§ **Problem requirements**: Determine how many lines of the entries contain "start". Reply with that number alone.

§ **Extracted records**:
┏━━

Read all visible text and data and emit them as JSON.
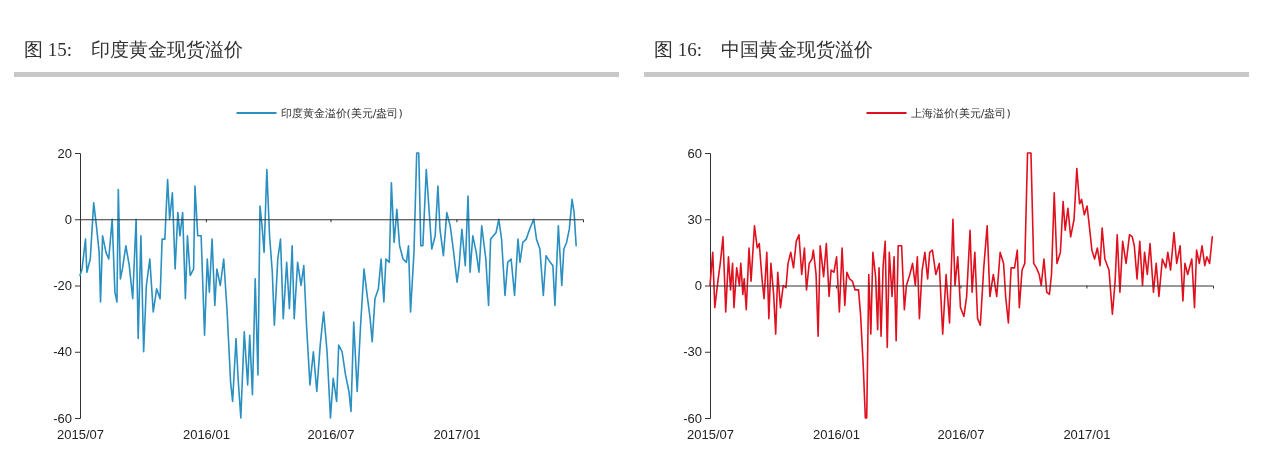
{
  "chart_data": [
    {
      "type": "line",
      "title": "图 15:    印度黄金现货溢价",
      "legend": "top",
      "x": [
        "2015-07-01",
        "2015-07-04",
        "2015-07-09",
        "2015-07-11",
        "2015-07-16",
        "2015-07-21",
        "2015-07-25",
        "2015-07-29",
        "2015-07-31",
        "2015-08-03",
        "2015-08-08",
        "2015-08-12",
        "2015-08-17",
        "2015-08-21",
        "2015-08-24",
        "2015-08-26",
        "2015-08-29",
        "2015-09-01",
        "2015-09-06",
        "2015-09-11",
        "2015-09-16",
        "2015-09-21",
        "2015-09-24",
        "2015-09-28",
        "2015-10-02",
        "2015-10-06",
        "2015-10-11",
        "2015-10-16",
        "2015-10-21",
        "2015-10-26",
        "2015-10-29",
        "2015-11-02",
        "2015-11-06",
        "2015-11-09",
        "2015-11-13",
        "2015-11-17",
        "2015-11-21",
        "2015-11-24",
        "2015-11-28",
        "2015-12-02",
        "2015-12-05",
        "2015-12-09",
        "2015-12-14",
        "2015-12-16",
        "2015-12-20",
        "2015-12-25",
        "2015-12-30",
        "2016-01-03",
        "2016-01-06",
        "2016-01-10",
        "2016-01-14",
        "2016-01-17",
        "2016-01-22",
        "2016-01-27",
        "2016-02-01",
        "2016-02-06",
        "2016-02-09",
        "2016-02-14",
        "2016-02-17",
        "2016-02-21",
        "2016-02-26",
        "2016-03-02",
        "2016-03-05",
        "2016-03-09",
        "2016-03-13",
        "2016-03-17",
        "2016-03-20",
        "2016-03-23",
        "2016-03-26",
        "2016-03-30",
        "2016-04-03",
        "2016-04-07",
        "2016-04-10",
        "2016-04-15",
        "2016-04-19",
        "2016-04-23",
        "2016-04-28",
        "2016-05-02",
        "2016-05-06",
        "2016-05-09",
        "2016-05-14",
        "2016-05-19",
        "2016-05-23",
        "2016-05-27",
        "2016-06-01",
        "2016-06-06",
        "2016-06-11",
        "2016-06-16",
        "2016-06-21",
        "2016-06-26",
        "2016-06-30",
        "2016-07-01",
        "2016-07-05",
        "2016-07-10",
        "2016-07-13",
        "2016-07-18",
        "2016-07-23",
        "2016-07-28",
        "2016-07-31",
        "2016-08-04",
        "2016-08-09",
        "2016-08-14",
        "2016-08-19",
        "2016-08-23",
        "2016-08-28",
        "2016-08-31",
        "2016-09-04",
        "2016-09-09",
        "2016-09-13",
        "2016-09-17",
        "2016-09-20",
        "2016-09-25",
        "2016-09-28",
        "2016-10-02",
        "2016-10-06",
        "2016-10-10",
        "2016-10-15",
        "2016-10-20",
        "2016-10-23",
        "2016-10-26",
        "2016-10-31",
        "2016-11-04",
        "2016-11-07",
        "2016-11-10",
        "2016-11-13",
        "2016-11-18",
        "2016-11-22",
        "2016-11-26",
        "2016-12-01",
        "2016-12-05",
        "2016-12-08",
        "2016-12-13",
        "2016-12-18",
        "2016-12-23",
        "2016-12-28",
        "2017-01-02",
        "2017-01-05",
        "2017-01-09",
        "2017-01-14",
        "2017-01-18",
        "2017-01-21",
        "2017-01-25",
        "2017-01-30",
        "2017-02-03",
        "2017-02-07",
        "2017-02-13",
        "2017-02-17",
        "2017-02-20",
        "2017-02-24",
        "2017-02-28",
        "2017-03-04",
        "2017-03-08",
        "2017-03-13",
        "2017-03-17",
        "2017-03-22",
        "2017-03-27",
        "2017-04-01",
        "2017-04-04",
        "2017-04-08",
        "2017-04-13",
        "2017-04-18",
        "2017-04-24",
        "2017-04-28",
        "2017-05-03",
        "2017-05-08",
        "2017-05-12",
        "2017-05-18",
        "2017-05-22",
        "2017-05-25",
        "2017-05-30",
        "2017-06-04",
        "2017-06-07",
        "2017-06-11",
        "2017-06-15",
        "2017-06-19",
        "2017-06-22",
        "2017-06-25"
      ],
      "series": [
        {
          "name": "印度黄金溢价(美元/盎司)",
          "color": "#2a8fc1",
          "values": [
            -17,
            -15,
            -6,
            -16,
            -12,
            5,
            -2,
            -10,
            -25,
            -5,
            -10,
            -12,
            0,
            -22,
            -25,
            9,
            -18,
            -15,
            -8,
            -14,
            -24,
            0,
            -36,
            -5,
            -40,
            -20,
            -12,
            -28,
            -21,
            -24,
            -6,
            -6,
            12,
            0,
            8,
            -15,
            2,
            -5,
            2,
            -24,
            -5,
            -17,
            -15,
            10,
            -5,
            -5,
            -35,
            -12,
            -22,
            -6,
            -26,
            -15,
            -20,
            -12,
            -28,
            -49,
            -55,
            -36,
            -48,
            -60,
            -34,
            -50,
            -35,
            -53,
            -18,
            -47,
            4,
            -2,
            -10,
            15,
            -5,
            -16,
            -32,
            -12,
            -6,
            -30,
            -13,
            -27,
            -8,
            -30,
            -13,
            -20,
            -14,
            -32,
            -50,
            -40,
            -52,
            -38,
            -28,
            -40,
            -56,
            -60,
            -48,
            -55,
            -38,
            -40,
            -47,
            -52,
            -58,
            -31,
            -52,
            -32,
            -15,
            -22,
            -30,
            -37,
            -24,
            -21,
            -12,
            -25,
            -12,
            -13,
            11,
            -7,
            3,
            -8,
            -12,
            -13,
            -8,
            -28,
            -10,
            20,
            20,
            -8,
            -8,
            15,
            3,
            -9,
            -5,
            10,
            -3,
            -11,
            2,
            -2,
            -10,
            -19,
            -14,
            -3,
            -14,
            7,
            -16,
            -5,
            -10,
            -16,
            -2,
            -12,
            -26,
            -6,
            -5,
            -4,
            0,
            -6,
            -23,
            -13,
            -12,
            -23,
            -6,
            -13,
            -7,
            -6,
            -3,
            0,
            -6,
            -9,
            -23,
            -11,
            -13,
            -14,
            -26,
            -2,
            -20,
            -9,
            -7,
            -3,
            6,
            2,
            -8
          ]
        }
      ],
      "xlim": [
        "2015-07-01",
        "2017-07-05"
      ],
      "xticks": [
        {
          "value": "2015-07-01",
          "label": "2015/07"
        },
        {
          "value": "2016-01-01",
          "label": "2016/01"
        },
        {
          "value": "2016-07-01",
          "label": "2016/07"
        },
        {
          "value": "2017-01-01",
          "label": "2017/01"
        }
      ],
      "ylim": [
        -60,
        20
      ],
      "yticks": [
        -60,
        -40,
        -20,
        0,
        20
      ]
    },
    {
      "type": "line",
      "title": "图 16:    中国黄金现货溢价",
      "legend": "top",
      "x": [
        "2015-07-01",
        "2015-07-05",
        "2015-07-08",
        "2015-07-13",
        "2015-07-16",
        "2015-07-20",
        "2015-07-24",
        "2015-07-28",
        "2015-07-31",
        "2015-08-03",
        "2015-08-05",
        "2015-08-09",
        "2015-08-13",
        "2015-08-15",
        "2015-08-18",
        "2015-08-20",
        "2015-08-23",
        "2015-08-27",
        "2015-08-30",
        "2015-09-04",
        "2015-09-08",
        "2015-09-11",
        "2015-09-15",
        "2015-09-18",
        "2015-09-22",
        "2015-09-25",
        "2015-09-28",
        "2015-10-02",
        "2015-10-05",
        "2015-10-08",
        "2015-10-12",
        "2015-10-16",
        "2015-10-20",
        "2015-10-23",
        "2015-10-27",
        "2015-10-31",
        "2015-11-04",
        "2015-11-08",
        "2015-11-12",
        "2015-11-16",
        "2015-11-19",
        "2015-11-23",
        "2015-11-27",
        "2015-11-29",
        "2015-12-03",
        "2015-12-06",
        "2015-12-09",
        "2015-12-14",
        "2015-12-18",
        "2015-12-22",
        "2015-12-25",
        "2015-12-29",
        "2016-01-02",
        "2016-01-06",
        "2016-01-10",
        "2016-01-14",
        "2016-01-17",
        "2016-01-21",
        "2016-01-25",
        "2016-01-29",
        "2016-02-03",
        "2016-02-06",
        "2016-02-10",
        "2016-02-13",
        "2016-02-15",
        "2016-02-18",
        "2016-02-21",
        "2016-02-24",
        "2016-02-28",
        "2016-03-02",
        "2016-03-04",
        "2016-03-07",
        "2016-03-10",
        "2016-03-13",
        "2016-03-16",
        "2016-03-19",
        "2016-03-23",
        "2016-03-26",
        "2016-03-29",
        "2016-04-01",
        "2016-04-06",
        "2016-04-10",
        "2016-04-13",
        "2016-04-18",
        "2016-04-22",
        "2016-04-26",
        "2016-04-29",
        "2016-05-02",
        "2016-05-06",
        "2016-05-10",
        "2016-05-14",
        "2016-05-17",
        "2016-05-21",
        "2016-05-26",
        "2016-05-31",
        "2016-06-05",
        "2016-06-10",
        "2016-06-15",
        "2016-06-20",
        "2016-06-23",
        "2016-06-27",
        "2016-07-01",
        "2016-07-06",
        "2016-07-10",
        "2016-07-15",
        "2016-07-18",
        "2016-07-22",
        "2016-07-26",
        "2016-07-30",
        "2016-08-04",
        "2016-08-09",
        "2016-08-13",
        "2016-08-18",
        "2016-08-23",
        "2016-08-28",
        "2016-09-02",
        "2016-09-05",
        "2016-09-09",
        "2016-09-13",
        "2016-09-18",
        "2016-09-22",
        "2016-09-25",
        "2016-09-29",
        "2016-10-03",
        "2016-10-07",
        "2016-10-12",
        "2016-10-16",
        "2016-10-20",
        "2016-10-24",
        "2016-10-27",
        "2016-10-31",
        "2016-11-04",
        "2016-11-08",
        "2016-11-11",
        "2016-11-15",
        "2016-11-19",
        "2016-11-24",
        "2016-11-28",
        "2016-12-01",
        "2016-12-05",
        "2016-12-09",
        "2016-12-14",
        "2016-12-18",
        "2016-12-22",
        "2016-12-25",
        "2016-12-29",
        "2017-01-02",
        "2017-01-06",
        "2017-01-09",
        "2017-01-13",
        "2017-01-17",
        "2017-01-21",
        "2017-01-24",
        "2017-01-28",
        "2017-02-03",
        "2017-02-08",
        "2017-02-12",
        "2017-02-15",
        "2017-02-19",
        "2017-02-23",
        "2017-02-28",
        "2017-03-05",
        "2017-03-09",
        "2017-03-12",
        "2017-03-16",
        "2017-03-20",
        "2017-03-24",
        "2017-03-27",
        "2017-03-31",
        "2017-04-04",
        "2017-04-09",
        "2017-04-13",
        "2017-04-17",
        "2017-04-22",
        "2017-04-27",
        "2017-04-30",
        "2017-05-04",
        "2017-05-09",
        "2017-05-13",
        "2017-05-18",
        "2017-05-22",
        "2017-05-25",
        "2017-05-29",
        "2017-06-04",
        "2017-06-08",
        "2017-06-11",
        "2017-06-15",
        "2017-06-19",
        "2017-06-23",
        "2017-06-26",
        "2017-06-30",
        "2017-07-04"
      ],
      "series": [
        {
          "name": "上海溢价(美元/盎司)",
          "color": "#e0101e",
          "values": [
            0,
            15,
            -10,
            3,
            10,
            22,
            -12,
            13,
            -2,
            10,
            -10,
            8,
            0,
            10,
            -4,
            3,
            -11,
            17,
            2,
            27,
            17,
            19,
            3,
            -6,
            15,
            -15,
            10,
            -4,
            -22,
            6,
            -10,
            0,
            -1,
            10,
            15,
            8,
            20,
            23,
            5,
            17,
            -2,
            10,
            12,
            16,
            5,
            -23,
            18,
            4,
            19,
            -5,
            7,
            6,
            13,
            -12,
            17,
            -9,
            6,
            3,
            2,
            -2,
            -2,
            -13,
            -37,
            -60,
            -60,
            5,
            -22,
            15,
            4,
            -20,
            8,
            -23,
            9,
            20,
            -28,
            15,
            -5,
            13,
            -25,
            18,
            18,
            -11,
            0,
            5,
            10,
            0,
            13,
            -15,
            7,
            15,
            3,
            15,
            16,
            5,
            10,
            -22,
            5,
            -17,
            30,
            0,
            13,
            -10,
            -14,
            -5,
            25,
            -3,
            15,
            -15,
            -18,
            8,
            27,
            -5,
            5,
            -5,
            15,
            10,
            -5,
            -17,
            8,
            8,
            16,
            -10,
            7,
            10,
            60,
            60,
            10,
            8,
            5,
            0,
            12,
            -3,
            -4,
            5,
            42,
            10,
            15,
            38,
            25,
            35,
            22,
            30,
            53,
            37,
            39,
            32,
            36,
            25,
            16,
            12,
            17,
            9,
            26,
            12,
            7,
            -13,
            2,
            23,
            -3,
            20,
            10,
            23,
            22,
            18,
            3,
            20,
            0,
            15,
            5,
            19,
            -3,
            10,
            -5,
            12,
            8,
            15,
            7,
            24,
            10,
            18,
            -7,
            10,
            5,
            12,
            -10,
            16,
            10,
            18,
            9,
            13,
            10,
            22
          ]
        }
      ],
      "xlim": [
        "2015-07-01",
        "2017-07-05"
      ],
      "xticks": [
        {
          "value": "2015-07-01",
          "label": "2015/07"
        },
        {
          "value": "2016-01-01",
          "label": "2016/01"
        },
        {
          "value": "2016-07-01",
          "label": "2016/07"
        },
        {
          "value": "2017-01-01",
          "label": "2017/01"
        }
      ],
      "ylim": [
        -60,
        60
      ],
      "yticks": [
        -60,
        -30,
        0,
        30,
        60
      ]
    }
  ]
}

┗━━
┏━━

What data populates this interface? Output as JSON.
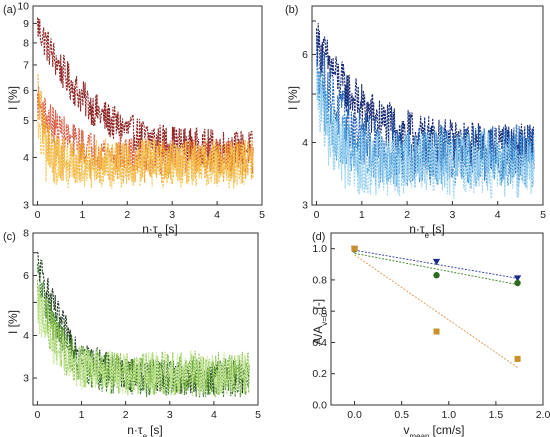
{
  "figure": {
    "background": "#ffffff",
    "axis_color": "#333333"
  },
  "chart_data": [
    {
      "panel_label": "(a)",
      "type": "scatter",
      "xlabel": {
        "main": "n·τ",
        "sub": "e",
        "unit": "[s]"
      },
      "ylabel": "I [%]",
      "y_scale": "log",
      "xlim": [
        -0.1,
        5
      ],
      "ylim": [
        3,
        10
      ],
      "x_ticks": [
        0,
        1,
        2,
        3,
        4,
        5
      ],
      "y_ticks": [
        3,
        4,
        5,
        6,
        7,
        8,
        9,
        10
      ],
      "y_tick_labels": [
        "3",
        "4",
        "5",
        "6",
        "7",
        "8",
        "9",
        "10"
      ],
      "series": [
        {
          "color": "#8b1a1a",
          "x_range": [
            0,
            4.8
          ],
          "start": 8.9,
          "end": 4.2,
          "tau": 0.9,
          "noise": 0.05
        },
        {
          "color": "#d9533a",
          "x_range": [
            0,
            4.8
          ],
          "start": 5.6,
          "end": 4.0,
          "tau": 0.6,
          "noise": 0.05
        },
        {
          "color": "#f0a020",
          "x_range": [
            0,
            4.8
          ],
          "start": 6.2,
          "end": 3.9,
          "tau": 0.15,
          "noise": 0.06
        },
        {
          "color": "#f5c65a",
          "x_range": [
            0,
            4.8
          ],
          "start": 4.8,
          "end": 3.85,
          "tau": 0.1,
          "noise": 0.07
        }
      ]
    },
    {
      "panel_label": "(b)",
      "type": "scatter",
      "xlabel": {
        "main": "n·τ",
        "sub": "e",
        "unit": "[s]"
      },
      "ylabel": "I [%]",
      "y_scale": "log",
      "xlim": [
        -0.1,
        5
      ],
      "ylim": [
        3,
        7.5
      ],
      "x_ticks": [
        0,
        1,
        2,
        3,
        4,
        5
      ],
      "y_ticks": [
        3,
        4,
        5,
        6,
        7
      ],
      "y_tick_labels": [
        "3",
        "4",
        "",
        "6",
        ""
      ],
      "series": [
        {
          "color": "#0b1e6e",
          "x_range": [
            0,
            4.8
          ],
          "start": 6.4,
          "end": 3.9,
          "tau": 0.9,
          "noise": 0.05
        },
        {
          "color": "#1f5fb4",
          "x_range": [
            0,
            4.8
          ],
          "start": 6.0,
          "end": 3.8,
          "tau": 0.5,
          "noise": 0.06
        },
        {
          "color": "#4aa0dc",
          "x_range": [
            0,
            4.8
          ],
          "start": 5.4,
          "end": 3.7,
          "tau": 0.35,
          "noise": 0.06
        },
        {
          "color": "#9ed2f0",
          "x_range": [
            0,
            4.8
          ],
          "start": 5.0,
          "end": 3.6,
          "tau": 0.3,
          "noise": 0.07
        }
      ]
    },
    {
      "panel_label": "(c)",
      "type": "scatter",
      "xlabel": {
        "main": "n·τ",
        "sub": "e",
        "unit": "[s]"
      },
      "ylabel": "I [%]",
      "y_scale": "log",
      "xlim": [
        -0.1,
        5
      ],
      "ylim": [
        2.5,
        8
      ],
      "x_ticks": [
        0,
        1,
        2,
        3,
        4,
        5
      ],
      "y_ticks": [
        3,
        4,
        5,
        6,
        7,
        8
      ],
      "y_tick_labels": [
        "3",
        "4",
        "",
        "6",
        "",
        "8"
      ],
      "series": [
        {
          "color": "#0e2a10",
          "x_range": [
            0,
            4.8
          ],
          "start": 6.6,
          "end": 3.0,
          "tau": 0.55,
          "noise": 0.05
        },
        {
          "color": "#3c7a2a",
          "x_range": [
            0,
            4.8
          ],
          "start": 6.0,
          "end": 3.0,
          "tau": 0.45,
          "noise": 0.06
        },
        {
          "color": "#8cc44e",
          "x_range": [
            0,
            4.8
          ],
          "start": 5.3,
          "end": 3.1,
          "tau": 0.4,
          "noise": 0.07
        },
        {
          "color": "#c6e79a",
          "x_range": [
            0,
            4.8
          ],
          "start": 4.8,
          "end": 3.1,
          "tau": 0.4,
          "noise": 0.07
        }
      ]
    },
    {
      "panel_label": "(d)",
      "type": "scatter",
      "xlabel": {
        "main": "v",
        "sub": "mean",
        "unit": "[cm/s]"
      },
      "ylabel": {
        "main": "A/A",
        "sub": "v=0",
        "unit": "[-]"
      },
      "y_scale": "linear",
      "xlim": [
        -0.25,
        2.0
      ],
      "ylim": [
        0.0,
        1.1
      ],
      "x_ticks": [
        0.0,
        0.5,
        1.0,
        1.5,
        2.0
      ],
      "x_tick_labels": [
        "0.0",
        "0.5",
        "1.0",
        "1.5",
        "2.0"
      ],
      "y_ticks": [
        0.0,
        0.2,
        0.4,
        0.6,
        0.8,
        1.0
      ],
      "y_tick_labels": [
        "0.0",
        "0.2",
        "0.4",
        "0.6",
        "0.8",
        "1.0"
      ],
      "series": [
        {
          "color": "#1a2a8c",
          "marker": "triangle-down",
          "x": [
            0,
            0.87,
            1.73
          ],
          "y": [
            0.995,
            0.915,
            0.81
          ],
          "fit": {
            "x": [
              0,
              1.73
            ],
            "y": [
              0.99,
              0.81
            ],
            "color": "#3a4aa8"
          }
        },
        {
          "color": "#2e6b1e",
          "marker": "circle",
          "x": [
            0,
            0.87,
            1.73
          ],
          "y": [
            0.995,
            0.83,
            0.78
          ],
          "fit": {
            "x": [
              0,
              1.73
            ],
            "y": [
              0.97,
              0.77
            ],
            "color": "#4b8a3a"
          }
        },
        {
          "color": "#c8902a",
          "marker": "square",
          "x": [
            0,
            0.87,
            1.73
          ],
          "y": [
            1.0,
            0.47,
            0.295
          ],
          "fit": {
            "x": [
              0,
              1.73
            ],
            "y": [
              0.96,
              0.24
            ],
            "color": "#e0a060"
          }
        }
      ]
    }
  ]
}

┗━━

§ **Exercise response**: 12